Data excerpts:
========================================

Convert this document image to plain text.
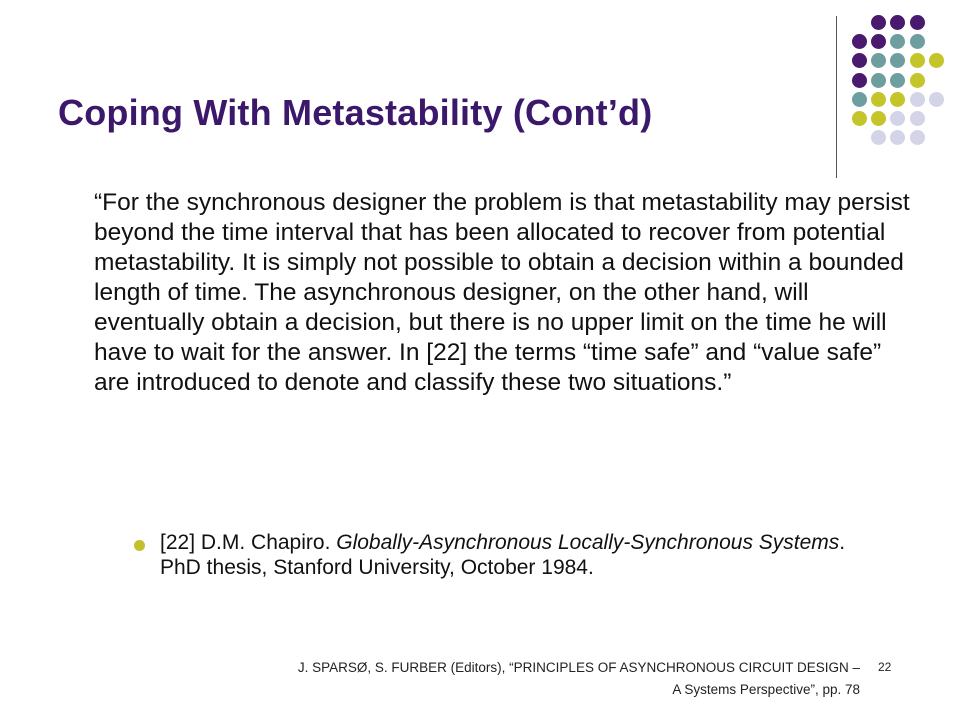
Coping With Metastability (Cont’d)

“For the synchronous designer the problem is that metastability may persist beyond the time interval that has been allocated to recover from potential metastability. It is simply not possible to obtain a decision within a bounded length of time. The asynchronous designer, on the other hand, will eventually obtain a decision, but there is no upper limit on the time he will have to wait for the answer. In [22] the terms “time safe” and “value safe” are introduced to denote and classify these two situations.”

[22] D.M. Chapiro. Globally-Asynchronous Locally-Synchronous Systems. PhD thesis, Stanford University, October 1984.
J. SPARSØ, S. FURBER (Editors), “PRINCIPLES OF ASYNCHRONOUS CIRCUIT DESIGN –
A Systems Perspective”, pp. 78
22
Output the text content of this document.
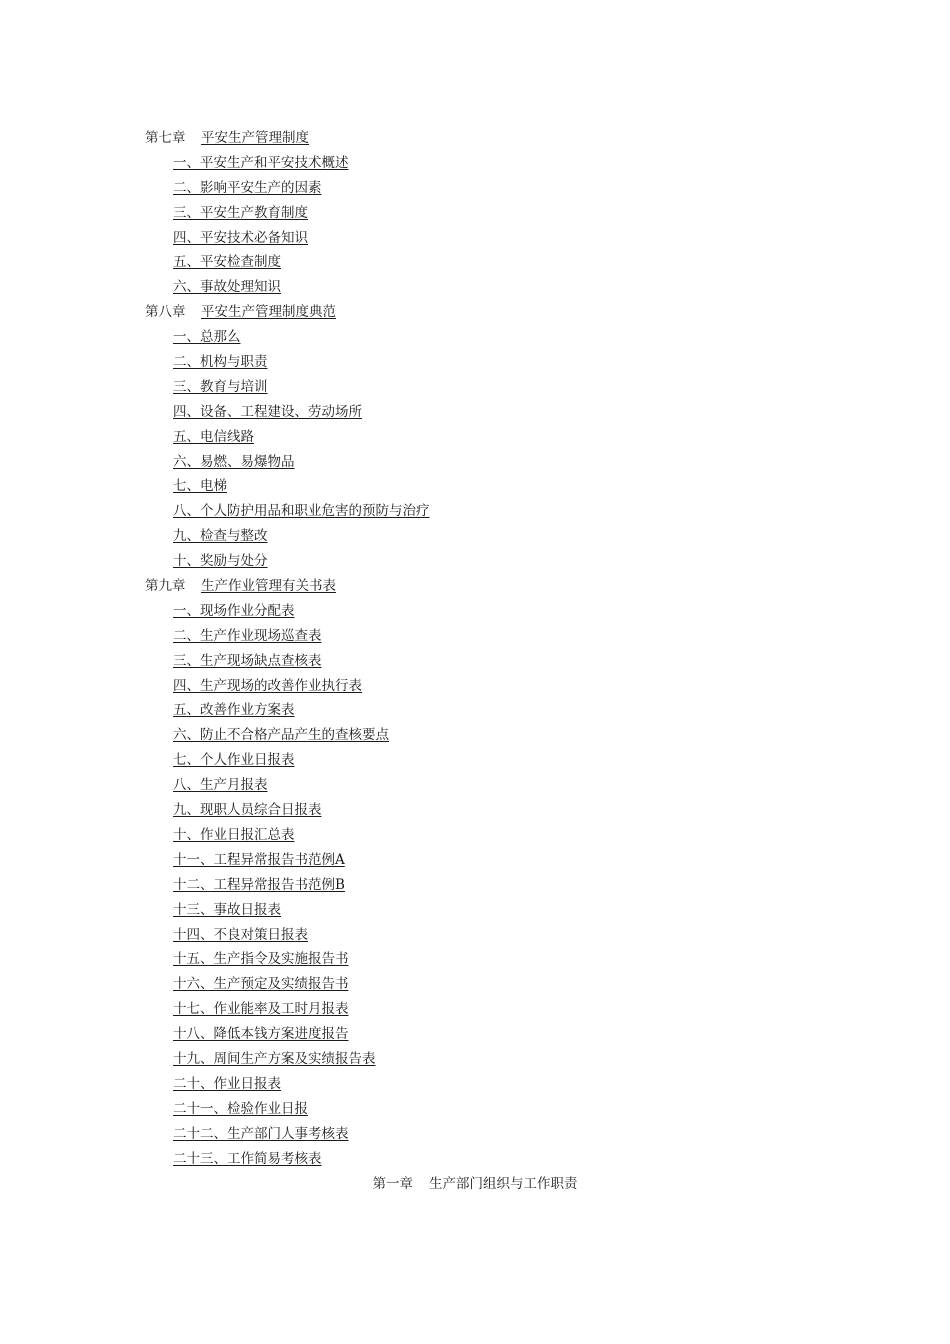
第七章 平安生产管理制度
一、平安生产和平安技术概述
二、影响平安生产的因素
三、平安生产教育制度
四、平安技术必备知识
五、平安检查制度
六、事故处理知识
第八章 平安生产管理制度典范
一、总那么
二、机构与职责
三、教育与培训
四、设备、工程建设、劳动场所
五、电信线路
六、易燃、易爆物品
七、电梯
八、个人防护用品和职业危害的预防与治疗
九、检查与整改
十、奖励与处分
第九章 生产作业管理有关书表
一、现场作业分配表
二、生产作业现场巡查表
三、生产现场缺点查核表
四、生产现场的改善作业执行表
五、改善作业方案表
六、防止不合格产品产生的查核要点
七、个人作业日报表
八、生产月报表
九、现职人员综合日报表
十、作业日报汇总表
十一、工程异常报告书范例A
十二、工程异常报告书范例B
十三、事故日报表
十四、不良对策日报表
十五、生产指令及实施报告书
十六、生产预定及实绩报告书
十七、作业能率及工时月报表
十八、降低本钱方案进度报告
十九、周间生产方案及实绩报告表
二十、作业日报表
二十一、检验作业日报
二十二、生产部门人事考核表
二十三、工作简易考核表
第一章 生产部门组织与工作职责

========================================

*Goal*. Return all of the data exactly as written, and drop the pictures.

*Output for this exercise*.
Convert this document image to plain text.
Coping With Metastability (Cont’d)

“For the synchronous designer the problem is that metastability may persist beyond the time interval that has been allocated to recover from potential metastability. It is simply not possible to obtain a decision within a bounded length of time. The asynchronous designer, on the other hand, will eventually obtain a decision, but there is no upper limit on the time he will have to wait for the answer. In [22] the terms “time safe” and “value safe” are introduced to denote and classify these two situations.”

[22] D.M. Chapiro. Globally-Asynchronous Locally-Synchronous Systems. PhD thesis, Stanford University, October 1984.
J. SPARSØ, S. FURBER (Editors), “PRINCIPLES OF ASYNCHRONOUS CIRCUIT DESIGN –
A Systems Perspective”, pp. 78
22
Output the text content of this document.
第七章 平安生产管理制度
一、平安生产和平安技术概述
二、影响平安生产的因素
三、平安生产教育制度
四、平安技术必备知识
五、平安检查制度
六、事故处理知识
第八章 平安生产管理制度典范
一、总那么
二、机构与职责
三、教育与培训
四、设备、工程建设、劳动场所
五、电信线路
六、易燃、易爆物品
七、电梯
八、个人防护用品和职业危害的预防与治疗
九、检查与整改
十、奖励与处分
第九章 生产作业管理有关书表
一、现场作业分配表
二、生产作业现场巡查表
三、生产现场缺点查核表
四、生产现场的改善作业执行表
五、改善作业方案表
六、防止不合格产品产生的查核要点
七、个人作业日报表
八、生产月报表
九、现职人员综合日报表
十、作业日报汇总表
十一、工程异常报告书范例A
十二、工程异常报告书范例B
十三、事故日报表
十四、不良对策日报表
十五、生产指令及实施报告书
十六、生产预定及实绩报告书
十七、作业能率及工时月报表
十八、降低本钱方案进度报告
十九、周间生产方案及实绩报告表
二十、作业日报表
二十一、检验作业日报
二十二、生产部门人事考核表
二十三、工作简易考核表
第一章 生产部门组织与工作职责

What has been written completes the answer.